◆ Job
Isolate every line in the data with the string "уходных" and copy it.

===

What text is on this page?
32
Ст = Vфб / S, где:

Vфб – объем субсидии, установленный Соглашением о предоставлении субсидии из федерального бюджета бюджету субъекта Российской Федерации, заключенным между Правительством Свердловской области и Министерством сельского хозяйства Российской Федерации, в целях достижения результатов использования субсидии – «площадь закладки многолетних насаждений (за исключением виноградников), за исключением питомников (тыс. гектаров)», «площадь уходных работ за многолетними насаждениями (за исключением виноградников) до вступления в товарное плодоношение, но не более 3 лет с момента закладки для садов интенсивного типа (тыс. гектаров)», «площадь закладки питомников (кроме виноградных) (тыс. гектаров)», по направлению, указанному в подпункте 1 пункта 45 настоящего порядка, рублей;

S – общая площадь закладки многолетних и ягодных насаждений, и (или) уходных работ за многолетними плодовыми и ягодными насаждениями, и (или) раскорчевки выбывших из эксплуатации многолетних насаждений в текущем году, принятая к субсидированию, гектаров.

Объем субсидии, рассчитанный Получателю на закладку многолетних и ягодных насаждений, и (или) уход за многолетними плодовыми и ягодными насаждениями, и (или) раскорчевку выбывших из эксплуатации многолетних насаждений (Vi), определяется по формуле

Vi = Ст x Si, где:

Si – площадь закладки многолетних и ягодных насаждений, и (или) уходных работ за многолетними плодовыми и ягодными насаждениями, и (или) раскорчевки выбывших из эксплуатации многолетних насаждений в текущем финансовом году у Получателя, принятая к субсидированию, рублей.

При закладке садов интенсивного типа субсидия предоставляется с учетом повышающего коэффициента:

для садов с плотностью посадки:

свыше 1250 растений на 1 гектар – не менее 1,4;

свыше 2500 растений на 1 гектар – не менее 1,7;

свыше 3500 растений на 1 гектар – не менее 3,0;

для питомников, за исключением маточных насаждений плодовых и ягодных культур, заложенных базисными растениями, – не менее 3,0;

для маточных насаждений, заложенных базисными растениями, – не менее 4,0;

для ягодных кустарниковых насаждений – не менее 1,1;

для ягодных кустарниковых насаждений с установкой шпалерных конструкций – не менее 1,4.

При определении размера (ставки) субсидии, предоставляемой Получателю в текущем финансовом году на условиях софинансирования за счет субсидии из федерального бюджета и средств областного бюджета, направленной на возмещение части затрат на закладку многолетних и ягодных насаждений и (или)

===

◆ Answer in full
Vфб – объем субсидии, установленный Соглашением о предоставлении субсидии из федерального бюджета бюджету субъекта Российской Федерации, заключенным между Правительством Свердловской области и Министерством сельского хозяйства Российской Федерации, в целях достижения результатов использования субсидии – «площадь закладки многолетних насаждений (за исключением виноградников), за исключением питомников (тыс. гектаров)», «площадь уходных работ за многолетними насаждениями (за исключением виноградников) до вступления в товарное плодоношение, но не более 3 лет с момента закладки для садов интенсивного типа (тыс. гектаров)», «площадь закладки питомников (кроме виноградных) (тыс. гектаров)», по направлению, указанному в подпункте 1 пункта 45 настоящего порядка, рублей;
S – общая площадь закладки многолетних и ягодных насаждений, и (или) уходных работ за многолетними плодовыми и ягодными насаждениями, и (или) раскорчевки выбывших из эксплуатации многолетних насаждений в текущем году, принятая к субсидированию, гектаров.
Si – площадь закладки многолетних и ягодных насаждений, и (или) уходных работ за многолетними плодовыми и ягодными насаждениями, и (или) раскорчевки выбывших из эксплуатации многолетних насаждений в текущем финансовом году у Получателя, принятая к субсидированию, рублей.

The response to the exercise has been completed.